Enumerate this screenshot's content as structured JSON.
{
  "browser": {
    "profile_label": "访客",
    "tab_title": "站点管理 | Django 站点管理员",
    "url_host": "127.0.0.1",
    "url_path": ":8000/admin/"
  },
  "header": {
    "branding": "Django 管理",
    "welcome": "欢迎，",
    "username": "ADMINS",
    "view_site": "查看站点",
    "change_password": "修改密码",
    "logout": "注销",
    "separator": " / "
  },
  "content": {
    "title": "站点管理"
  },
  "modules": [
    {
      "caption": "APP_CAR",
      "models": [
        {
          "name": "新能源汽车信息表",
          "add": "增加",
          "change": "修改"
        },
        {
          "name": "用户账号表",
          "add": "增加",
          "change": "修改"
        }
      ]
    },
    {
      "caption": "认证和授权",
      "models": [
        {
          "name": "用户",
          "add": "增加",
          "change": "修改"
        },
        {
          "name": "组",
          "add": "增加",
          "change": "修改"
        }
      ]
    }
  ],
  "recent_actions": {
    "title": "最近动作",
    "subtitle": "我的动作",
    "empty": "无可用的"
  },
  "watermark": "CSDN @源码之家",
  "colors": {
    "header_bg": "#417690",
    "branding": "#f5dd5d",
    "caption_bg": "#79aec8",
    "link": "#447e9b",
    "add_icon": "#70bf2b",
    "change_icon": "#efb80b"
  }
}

● **What to produce**
Please return the data above exactly as given.

● **Response to this exercise**
Enumerate this screenshot's content as structured JSON.
{
  "browser": {
    "profile_label": "访客",
    "tab_title": "站点管理 | Django 站点管理员",
    "url_host": "127.0.0.1",
    "url_path": ":8000/admin/"
  },
  "header": {
    "branding": "Django 管理",
    "welcome": "欢迎，",
    "username": "ADMINS",
    "view_site": "查看站点",
    "change_password": "修改密码",
    "logout": "注销",
    "separator": " / "
  },
  "content": {
    "title": "站点管理"
  },
  "modules": [
    {
      "caption": "APP_CAR",
      "models": [
        {
          "name": "新能源汽车信息表",
          "add": "增加",
          "change": "修改"
        },
        {
          "name": "用户账号表",
          "add": "增加",
          "change": "修改"
        }
      ]
    },
    {
      "caption": "认证和授权",
      "models": [
        {
          "name": "用户",
          "add": "增加",
          "change": "修改"
        },
        {
          "name": "组",
          "add": "增加",
          "change": "修改"
        }
      ]
    }
  ],
  "recent_actions": {
    "title": "最近动作",
    "subtitle": "我的动作",
    "empty": "无可用的"
  },
  "watermark": "CSDN @源码之家",
  "colors": {
    "header_bg": "#417690",
    "branding": "#f5dd5d",
    "caption_bg": "#79aec8",
    "link": "#447e9b",
    "add_icon": "#70bf2b",
    "change_icon": "#efb80b"
  }
}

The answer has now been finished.